* _Data excerpts_
■ ■ ■

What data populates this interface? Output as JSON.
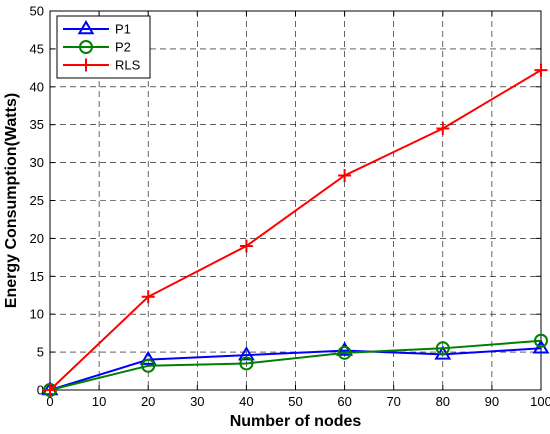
{
  "chart_data": {
    "type": "line",
    "xlabel": "Number of nodes",
    "ylabel": "Energy Consumption(Watts)",
    "xlim": [
      0,
      100
    ],
    "ylim": [
      0,
      50
    ],
    "xticks": [
      0,
      10,
      20,
      30,
      40,
      50,
      60,
      70,
      80,
      90,
      100
    ],
    "yticks": [
      0,
      5,
      10,
      15,
      20,
      25,
      30,
      35,
      40,
      45,
      50
    ],
    "grid": true,
    "legend_position": "top-left",
    "x": [
      0,
      20,
      40,
      60,
      80,
      100
    ],
    "series": [
      {
        "name": "P1",
        "color": "#0000ff",
        "marker": "triangle",
        "values": [
          0,
          4.0,
          4.6,
          5.2,
          4.7,
          5.5
        ]
      },
      {
        "name": "P2",
        "color": "#008000",
        "marker": "circle",
        "values": [
          0,
          3.2,
          3.5,
          4.9,
          5.5,
          6.5
        ]
      },
      {
        "name": "RLS",
        "color": "#ff0000",
        "marker": "plus",
        "values": [
          0,
          12.3,
          19.0,
          28.3,
          34.5,
          42.2
        ]
      }
    ]
  }
}
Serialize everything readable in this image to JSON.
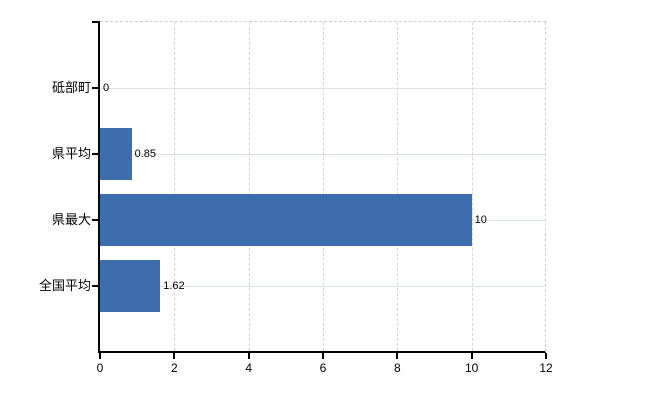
{
  "chart_data": {
    "type": "bar",
    "orientation": "horizontal",
    "title": "",
    "categories": [
      "砥部町",
      "県平均",
      "県最大",
      "全国平均"
    ],
    "values": [
      0,
      0.85,
      10,
      1.62
    ],
    "value_labels": [
      "0",
      "0.85",
      "10",
      "1.62"
    ],
    "xlim": [
      0,
      12
    ],
    "xticks": [
      0,
      2,
      4,
      6,
      8,
      10,
      12
    ],
    "xtick_labels": [
      "0",
      "2",
      "4",
      "6",
      "8",
      "10",
      "12"
    ],
    "xlabel": "",
    "ylabel": "",
    "legend": "none",
    "grid": {
      "vertical": "dashed",
      "horizontal": "solid"
    }
  },
  "colors": {
    "background": "#ffffff",
    "bar": "#3d6dae",
    "axis": "#000000",
    "label_text": "#000000",
    "h_gridline": "#dde6dd",
    "v_gridline": "#d7d3db",
    "border_dashed": "#d2ced4"
  }
}
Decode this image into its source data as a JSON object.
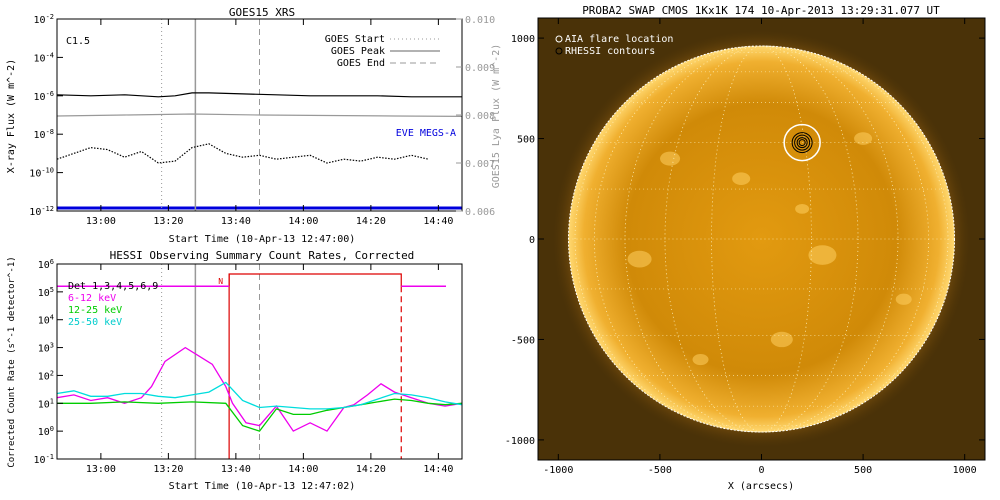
{
  "chart_data": [
    {
      "type": "line",
      "title": "GOES15 XRS",
      "xlabel": "Start Time (10-Apr-13 12:47:00)",
      "ylabel": "X-ray Flux (W m^-2)",
      "ylabel_right": "GOES15 Lya Flux (W m^-2)",
      "annotation": "C1.5",
      "x_ticks": [
        "13:00",
        "13:20",
        "13:40",
        "14:00",
        "14:20",
        "14:40"
      ],
      "x_tick_minutes": [
        13,
        33,
        53,
        73,
        93,
        113
      ],
      "x_range_minutes": [
        0,
        120
      ],
      "y_log_exponents": [
        -12,
        -10,
        -8,
        -6,
        -4,
        -2
      ],
      "y_tick_labels": [
        "10^-12",
        "10^-10",
        "10^-8",
        "10^-6",
        "10^-4",
        "10^-2"
      ],
      "ylim_right": [
        0.006,
        0.01
      ],
      "y_ticks_right": [
        "0.006",
        "0.007",
        "0.008",
        "0.009",
        "0.010"
      ],
      "legend": [
        {
          "label": "GOES Start",
          "style": "dotted",
          "color": "#999999"
        },
        {
          "label": "GOES Peak",
          "style": "solid",
          "color": "#999999"
        },
        {
          "label": "GOES End",
          "style": "dashed",
          "color": "#999999"
        }
      ],
      "vlines_minutes": {
        "start": 31,
        "peak": 41,
        "end": 60
      },
      "eve_label": "EVE MEGS-A",
      "series": [
        {
          "color": "#000000",
          "style": "solid",
          "unit": "log10 W m^-2",
          "x": [
            0,
            10,
            20,
            30,
            35,
            40,
            45,
            55,
            65,
            75,
            85,
            95,
            105,
            120
          ],
          "y": [
            -5.95,
            -6.0,
            -5.95,
            -6.05,
            -6.0,
            -5.85,
            -5.85,
            -5.9,
            -5.95,
            -6.0,
            -6.0,
            -6.0,
            -6.05,
            -6.05
          ]
        },
        {
          "color": "#000000",
          "style": "dotted",
          "unit": "log10 W m^-2",
          "x": [
            0,
            5,
            10,
            15,
            20,
            25,
            30,
            35,
            40,
            45,
            50,
            55,
            60,
            65,
            70,
            75,
            80,
            85,
            90,
            95,
            100,
            105,
            110
          ],
          "y": [
            -9.3,
            -9.0,
            -8.7,
            -8.8,
            -9.2,
            -8.9,
            -9.5,
            -9.4,
            -8.7,
            -8.5,
            -9.0,
            -9.2,
            -9.1,
            -9.3,
            -9.2,
            -9.1,
            -9.5,
            -9.3,
            -9.4,
            -9.2,
            -9.3,
            -9.1,
            -9.3
          ]
        },
        {
          "color": "#999999",
          "style": "solid",
          "unit": "W m^-2",
          "x": [
            0,
            20,
            40,
            60,
            80,
            100,
            120
          ],
          "y": [
            0.00798,
            0.008,
            0.00802,
            0.008,
            0.00799,
            0.00798,
            0.00797
          ]
        }
      ]
    },
    {
      "type": "line",
      "title": "HESSI Observing Summary Count Rates, Corrected",
      "xlabel": "Start Time (10-Apr-13 12:47:02)",
      "ylabel": "Corrected Count Rate (s^-1 detector^-1)",
      "x_ticks": [
        "13:00",
        "13:20",
        "13:40",
        "14:00",
        "14:20",
        "14:40"
      ],
      "x_tick_minutes": [
        13,
        33,
        53,
        73,
        93,
        113
      ],
      "x_range_minutes": [
        0,
        120
      ],
      "y_log_exponents": [
        -1,
        0,
        1,
        2,
        3,
        4,
        5,
        6
      ],
      "y_tick_labels": [
        "10^-1",
        "10^0",
        "10^1",
        "10^2",
        "10^3",
        "10^4",
        "10^5",
        "10^6"
      ],
      "vlines_minutes": {
        "start": 31,
        "peak": 41,
        "end": 60
      },
      "red_lines_minutes": [
        51,
        102
      ],
      "night_label": "N",
      "legend": [
        {
          "label": "Det 1,3,4,5,6,9",
          "color": "#000000"
        },
        {
          "label": "6-12 keV",
          "color": "#ee00ee"
        },
        {
          "label": "12-25 keV",
          "color": "#00cc00"
        },
        {
          "label": "25-50 keV",
          "color": "#00dddd"
        }
      ],
      "series": [
        {
          "name": "6-12 keV",
          "color": "#ee00ee",
          "unit": "log10 counts",
          "x": [
            0,
            5,
            10,
            15,
            20,
            25,
            28,
            32,
            38,
            42,
            46,
            50,
            52,
            56,
            60,
            65,
            70,
            75,
            80,
            85,
            88,
            92,
            96,
            100,
            105,
            110,
            115,
            120
          ],
          "y": [
            1.2,
            1.3,
            1.1,
            1.2,
            1.0,
            1.2,
            1.6,
            2.5,
            3.0,
            2.7,
            2.4,
            1.6,
            1.0,
            0.3,
            0.2,
            0.9,
            0.0,
            0.3,
            0.0,
            0.85,
            0.95,
            1.3,
            1.7,
            1.4,
            1.2,
            1.0,
            0.9,
            1.0
          ]
        },
        {
          "name": "12-25 keV",
          "color": "#00cc00",
          "unit": "log10 counts",
          "x": [
            0,
            10,
            20,
            30,
            40,
            50,
            55,
            60,
            65,
            70,
            75,
            80,
            85,
            90,
            95,
            100,
            105,
            110,
            115,
            120
          ],
          "y": [
            1.0,
            1.0,
            1.05,
            1.0,
            1.05,
            1.0,
            0.2,
            0.0,
            0.8,
            0.6,
            0.6,
            0.75,
            0.85,
            0.95,
            1.05,
            1.15,
            1.1,
            1.0,
            0.95,
            1.0
          ]
        },
        {
          "name": "25-50 keV",
          "color": "#00dddd",
          "unit": "log10 counts",
          "x": [
            0,
            5,
            10,
            15,
            20,
            25,
            30,
            35,
            40,
            45,
            50,
            55,
            60,
            65,
            70,
            75,
            80,
            85,
            90,
            95,
            100,
            105,
            110,
            115,
            120
          ],
          "y": [
            1.35,
            1.45,
            1.25,
            1.25,
            1.35,
            1.35,
            1.25,
            1.2,
            1.3,
            1.4,
            1.75,
            1.1,
            0.85,
            0.9,
            0.85,
            0.8,
            0.8,
            0.85,
            0.95,
            1.15,
            1.35,
            1.3,
            1.2,
            1.05,
            0.95
          ]
        },
        {
          "name": "Det 1,3,4,5,6,9",
          "color": "#ee00ee",
          "style": "attenuator-state",
          "unit": "log10 counts",
          "x": [
            0,
            51,
            102,
            120
          ],
          "y": [
            5.2,
            5.2,
            5.2,
            5.2
          ]
        }
      ]
    },
    {
      "type": "heatmap",
      "title": "PROBA2 SWAP CMOS 1Kx1K 174 10-Apr-2013 13:29:31.077 UT",
      "xlabel": "X (arcsecs)",
      "ylabel": "",
      "xlim": [
        -1100,
        1100
      ],
      "ylim": [
        -1100,
        1100
      ],
      "x_ticks": [
        "-1000",
        "-500",
        "0",
        "500",
        "1000"
      ],
      "x_tick_values": [
        -1000,
        -500,
        0,
        500,
        1000
      ],
      "y_ticks": [
        "-1000",
        "-500",
        "0",
        "500",
        "1000"
      ],
      "y_tick_values": [
        -1000,
        -500,
        0,
        500,
        1000
      ],
      "solar_radius_arcsec": 950,
      "flare_location_arcsec": [
        200,
        480
      ],
      "legend": [
        {
          "label": "AIA flare location",
          "symbol": "circle",
          "color": "#ffffff"
        },
        {
          "label": "RHESSI contours",
          "symbol": "circle",
          "color": "#000000"
        }
      ]
    }
  ]
}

■ ■ ■

Copy out every line that includes the word "xlabel".

    "xlabel": "Number of nodes",
    "xlabel": "",
      "xlabel": "Start Time (10-Apr-13 12:47:00)",
      "xlabel": "Start Time (10-Apr-13 12:47:02)",
      "xlabel": "X (arcsecs)",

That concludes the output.